COMPLETE THE FOLLOWING
a – Which equations does the passage on circle STARKs set apart from its running sentences? Give each one separately.
b – How would you render this sentence from the passage on circle STARKs in Spanish: "This could have all been done two-dimensionally, but operating over one dimension makes things more efficient."?

--- Begin PASSAGE TO READ ---

This is a tragedy, because Mersenne31 is a super-convenient field to do arithmetic in using existing 32-bit CPU/GPU operations. If you add two numbers, the result may be above \(2^{31}-1\), but you can reduce it by doing \(x \rightarrow x + (x >> 31)\), where \(>>\) is a bit shift. For multiplication, you can do something similar, though you need to use a special (but commonly available) opcode that returns the "high-order bits" of a multiplication result (ie. \(floor(\frac{xy}{2^{32}})\)). This allows arithmetic to be around 1.3x more efficient than BabyBear. If we could do FRI over Mersenne31, it would make things significantly better for us.
Circle FRI
Here is where the clever trick of circle STARKs comes in. Given a prime \(p\), it turns out that we also have easy access to a group of size \(p+1\) that has similar two-to-one properties: the set of points \((x,y)\) where \(x^2 + y^2 = 1\). Let's look at this structure modulo 31:
The points follow an addition law, which might feel very familiar if you've recently done either trigonometry or complex multiplication:
\((x_1, y_1) + (x_2, y_2) = (x_1x_2 - y_1y_2, x_1y_2 + x_2y_1)\)
The doubling form is:
\(2 * (x, y) = (2x^2 - 1, 2xy)\)
Now, let's focus on only the points that are in "odd" positions on this circle:
Now, here is our FFT. First, we collapse all the points down to a single line. Our equivalent of the \(B(x^2)\) and \(C(x^2)\) formulas that we had in regular FRI is:
\(f_0(x) = \frac{F(x,y) + F(x,-y)}{2}\) \(f_1(x) = \frac{F(x,y) - F(x,-y)}{2y}\)
We can then take a random linear combination, and we get a one-dimensional \(F\) that is over a subset of the x line:
From the second round onward, the map changes:
\(f_0(2x^2-1) = \frac{F(x) + F(-x)}{2}\) \(f_1(2x^2-1) = \frac{F(x) - F(-x)}{2x}\)
And this map actually takes the above set, and reduces its size in half each time! What is going on here is that each \(x\) is in some sense "standing in" for two points: \((x,y)\) and \((x,-y)\). And \(x \rightarrow 2x^2-1\) is the point doubling law above. Hence, we take the \(x\) coordinate of two opposite points on the circle, and convert it into the \(x\) coordinate of the doubled point.
For example, if we take the second-rightmost value, \(2\), and apply the map, we get \(2(2^2) - 1 = 7\). If we go back to the original circle, \((2,11)\) is the third point going counterclockwise from the right, and so if we double it, we get the sixth point going counterclockwise from the right, which is... \((7, 13)\).
This could have all been done two-dimensionally, but operating over one dimension makes things more efficient.
Circle FFTs
An algorithm closely related to FRI is the fast Fourier transform, which takes a set of \(n\) evaluations of a degree \(< n\) polynomial and converts it into the \(n\) coefficients of the polynomial. An FFT follows the same path as a FRI, except instead of generating a random linear combination \(f_0\) and \(f_1\) at each step, it just recursively applies a half-sized FFT on both, and then takes the output of \(FFT(f_0)\) as the even coefficients and \(FFT(f_1)\) as the odd coefficients.

--- End PASSAGE TO READ ---
--- Begin SUPPLIED INFORMATION ---

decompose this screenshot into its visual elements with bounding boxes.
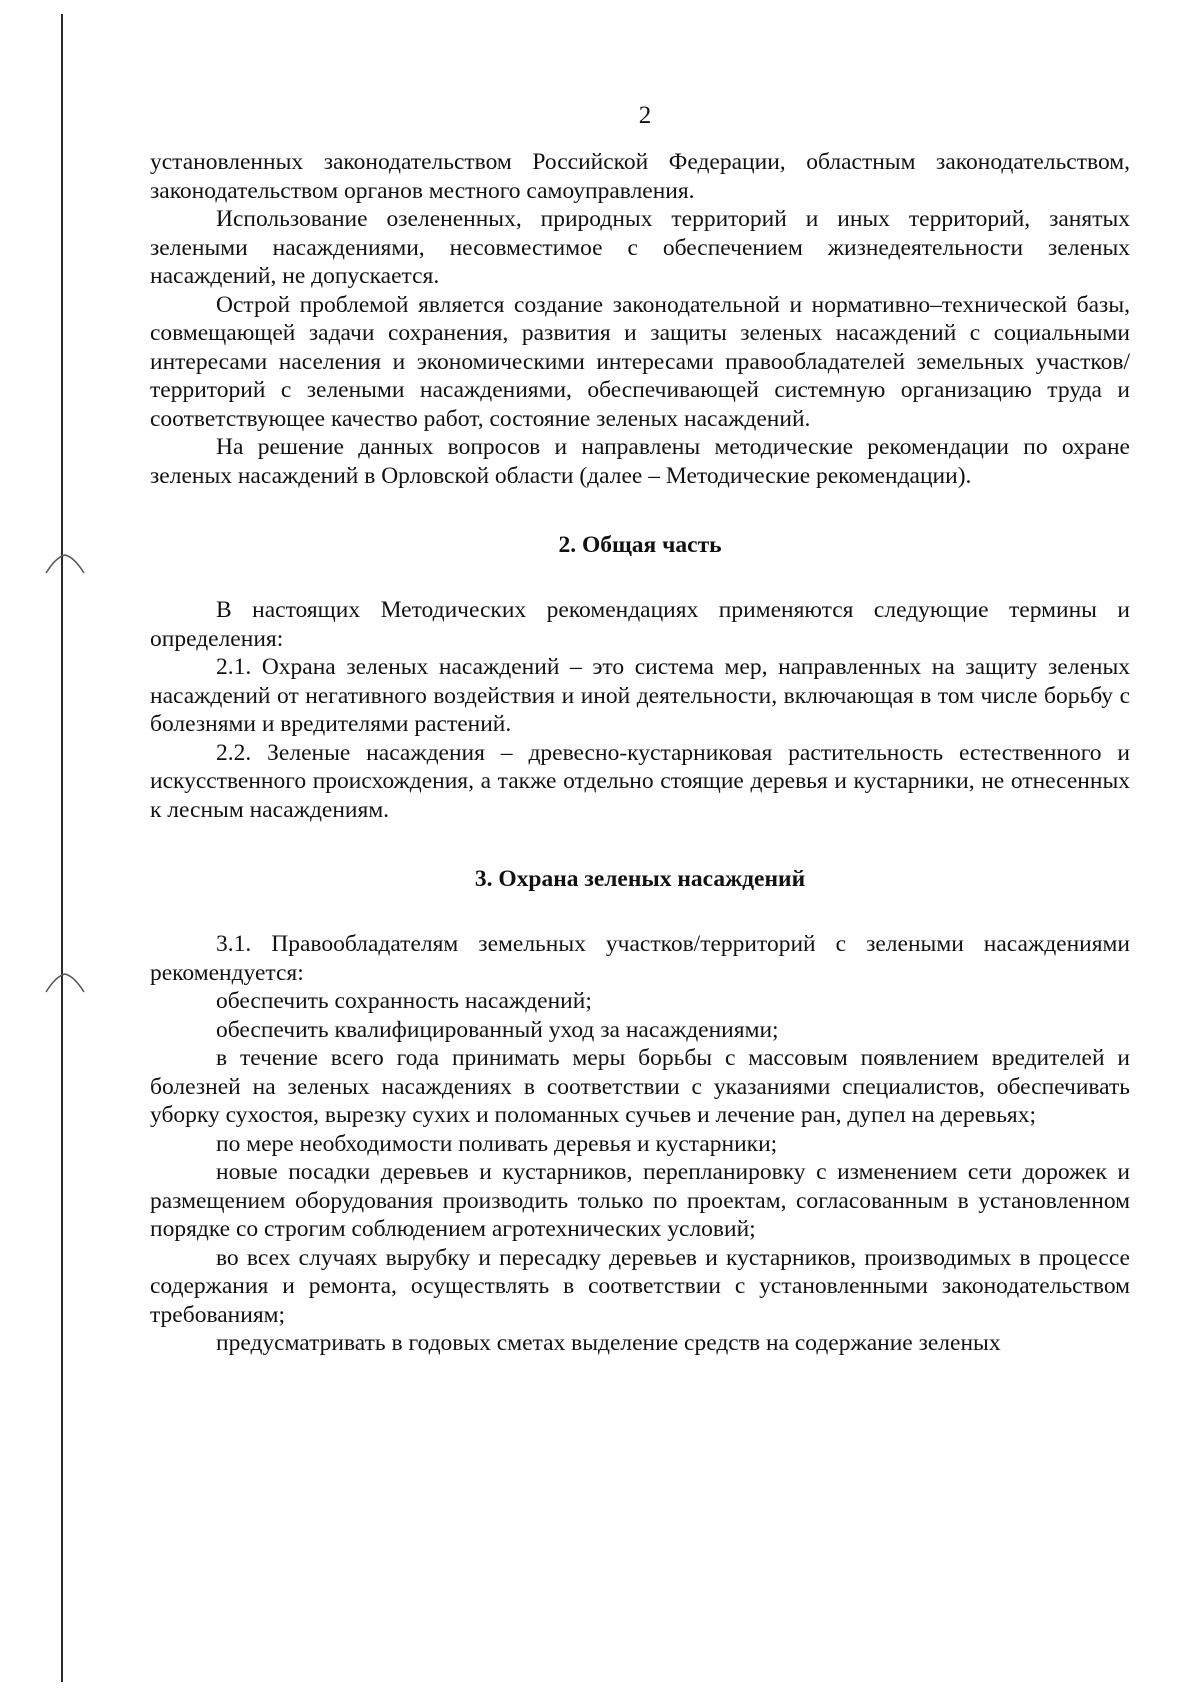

--- End SUPPLIED INFORMATION ---

RESPONSE LIST
a –
- (x₁, y₁) + (x₂, y₂) = (x₁x₂ − y₁y₂, x₁y₂ + x₂y₁)
- 2 * (x, y) = (2x² − 1, 2xy)
- f₀(x) = (F(x, y) + F(x, −y)) / 2
- f₁(x) = (F(x, y) − F(x, −y)) / (2y)
- f₀(2x² − 1) = (F(x) + F(−x)) / 2
- f₁(2x² − 1) = (F(x) − F(−x)) / (2x)

b – Todo esto podría haberse hecho de forma bidimensional, pero operar sobre una sola dimensión hace que las cosas sean más eficientes.